Exercise goal
Show only lines that include "konseptia".

Exercise materials
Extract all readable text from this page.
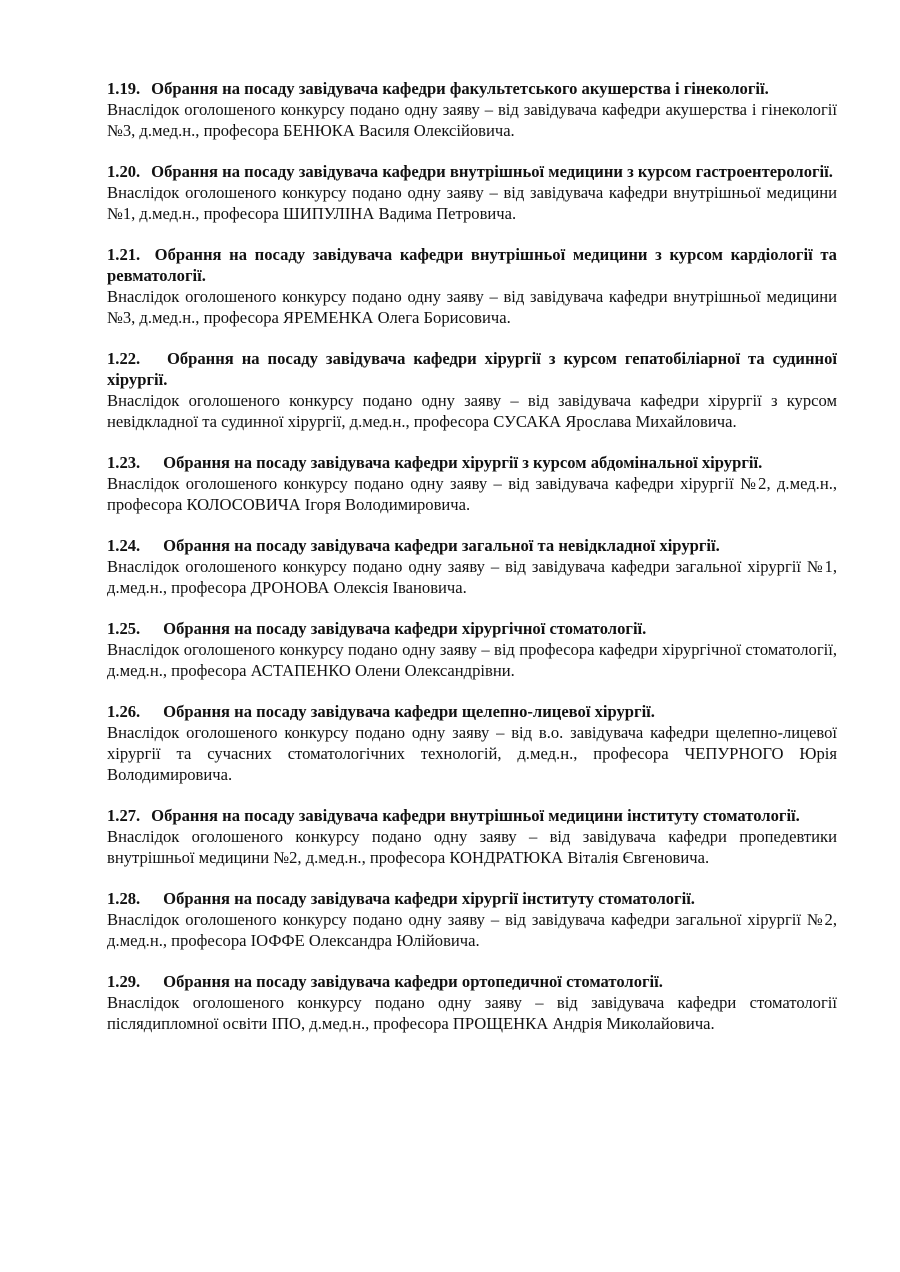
1.19. Обрання на посаду завідувача кафедри факультетського акушерства і гінекології.

Внаслідок оголошеного конкурсу подано одну заяву – від завідувача кафедри акушерства і гінекології №3, д.мед.н., професора БЕНЮКА Василя Олексійовича.

1.20. Обрання на посаду завідувача кафедри внутрішньої медицини з курсом гастроентерології.

Внаслідок оголошеного конкурсу подано одну заяву – від завідувача кафедри внутрішньої медицини №1, д.мед.н., професора ШИПУЛІНА Вадима Петровича.

1.21. Обрання на посаду завідувача кафедри внутрішньої медицини з курсом кардіології та ревматології.

Внаслідок оголошеного конкурсу подано одну заяву – від завідувача кафедри внутрішньої медицини №3, д.мед.н., професора ЯРЕМЕНКА Олега Борисовича.

1.22. Обрання на посаду завідувача кафедри хірургії з курсом гепатобіліарної та судинної хірургії.

Внаслідок оголошеного конкурсу подано одну заяву – від завідувача кафедри хірургії з курсом невідкладної та судинної хірургії, д.мед.н., професора СУСАКА Ярослава Михайловича.

1.23. Обрання на посаду завідувача кафедри хірургії з курсом абдомінальної хірургії.

Внаслідок оголошеного конкурсу подано одну заяву – від завідувача кафедри хірургії №2, д.мед.н., професора КОЛОСОВИЧА Ігоря Володимировича.

1.24. Обрання на посаду завідувача кафедри загальної та невідкладної хірургії.

Внаслідок оголошеного конкурсу подано одну заяву – від завідувача кафедри загальної хірургії №1, д.мед.н., професора ДРОНОВА Олексія Івановича.

1.25. Обрання на посаду завідувача кафедри хірургічної стоматології.

Внаслідок оголошеного конкурсу подано одну заяву – від професора кафедри хірургічної стоматології, д.мед.н., професора АСТАПЕНКО Олени Олександрівни.

1.26. Обрання на посаду завідувача кафедри щелепно-лицевої хірургії.

Внаслідок оголошеного конкурсу подано одну заяву – від в.о. завідувача кафедри щелепно-лицевої хірургії та сучасних стоматологічних технологій, д.мед.н., професора ЧЕПУРНОГО Юрія Володимировича.

1.27. Обрання на посаду завідувача кафедри внутрішньої медицини інституту стоматології.

Внаслідок оголошеного конкурсу подано одну заяву – від завідувача кафедри пропедевтики внутрішньої медицини №2, д.мед.н., професора КОНДРАТЮКА Віталія Євгеновича.

1.28. Обрання на посаду завідувача кафедри хірургії інституту стоматології.

Внаслідок оголошеного конкурсу подано одну заяву – від завідувача кафедри загальної хірургії №2, д.мед.н., професора ІОФФЕ Олександра Юлійовича.

1.29. Обрання на посаду завідувача кафедри ортопедичної стоматології.

Внаслідок оголошеного конкурсу подано одну заяву – від завідувача кафедри стоматології післядипломної освіти ІПО, д.мед.н., професора ПРОЩЕНКА Андрія Миколайовича.
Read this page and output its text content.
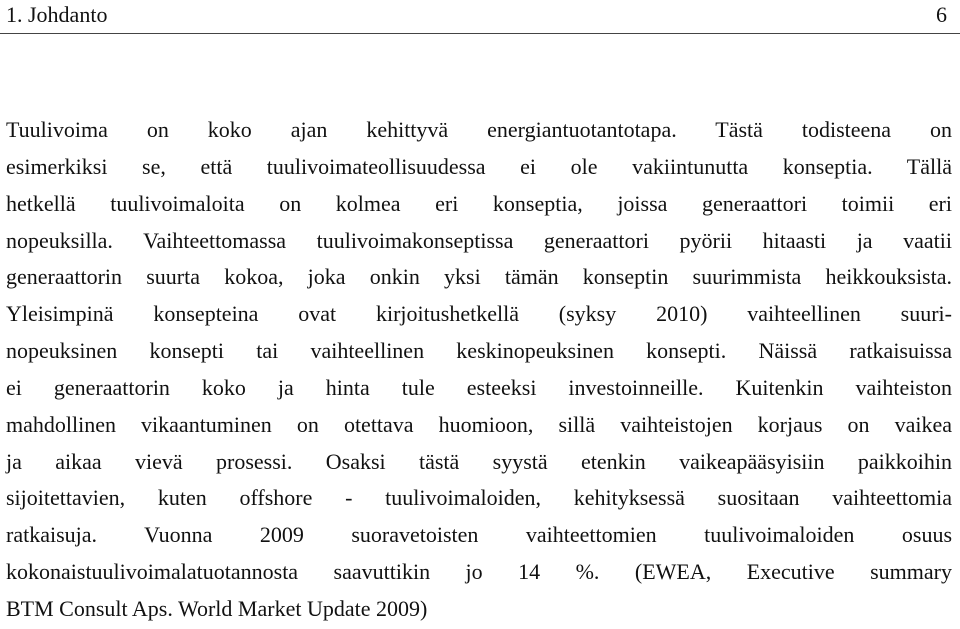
1. Johdanto	6
Tuulivoima on koko ajan kehittyvä energiantuotantotapa. Tästä todisteena on
esimerkiksi se, että tuulivoimateollisuudessa ei ole vakiintunutta konseptia. Tällä
hetkellä tuulivoimaloita on kolmea eri konseptia, joissa generaattori toimii eri
nopeuksilla. Vaihteettomassa tuulivoimakonseptissa generaattori pyörii hitaasti ja vaatii
generaattorin suurta kokoa, joka onkin yksi tämän konseptin suurimmista heikkouksista.
Yleisimpinä konsepteina ovat kirjoitushetkellä (syksy 2010) vaihteellinen suuri-
nopeuksinen konsepti tai vaihteellinen keskinopeuksinen konsepti. Näissä ratkaisuissa
ei generaattorin koko ja hinta tule esteeksi investoinneille. Kuitenkin vaihteiston
mahdollinen vikaantuminen on otettava huomioon, sillä vaihteistojen korjaus on vaikea
ja aikaa vievä prosessi. Osaksi tästä syystä etenkin vaikeapääsyisiin paikkoihin
sijoitettavien, kuten offshore - tuulivoimaloiden, kehityksessä suositaan vaihteettomia
ratkaisuja. Vuonna 2009 suoravetoisten vaihteettomien tuulivoimaloiden osuus
kokonaistuulivoimalatuotannosta saavuttikin jo 14 %. (EWEA, Executive summary
BTM Consult Aps. World Market Update 2009)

Solution below
esimerkiksi se, että tuulivoimateollisuudessa ei ole vakiintunutta konseptia. Tällä
hetkellä tuulivoimaloita on kolmea eri konseptia, joissa generaattori toimii eri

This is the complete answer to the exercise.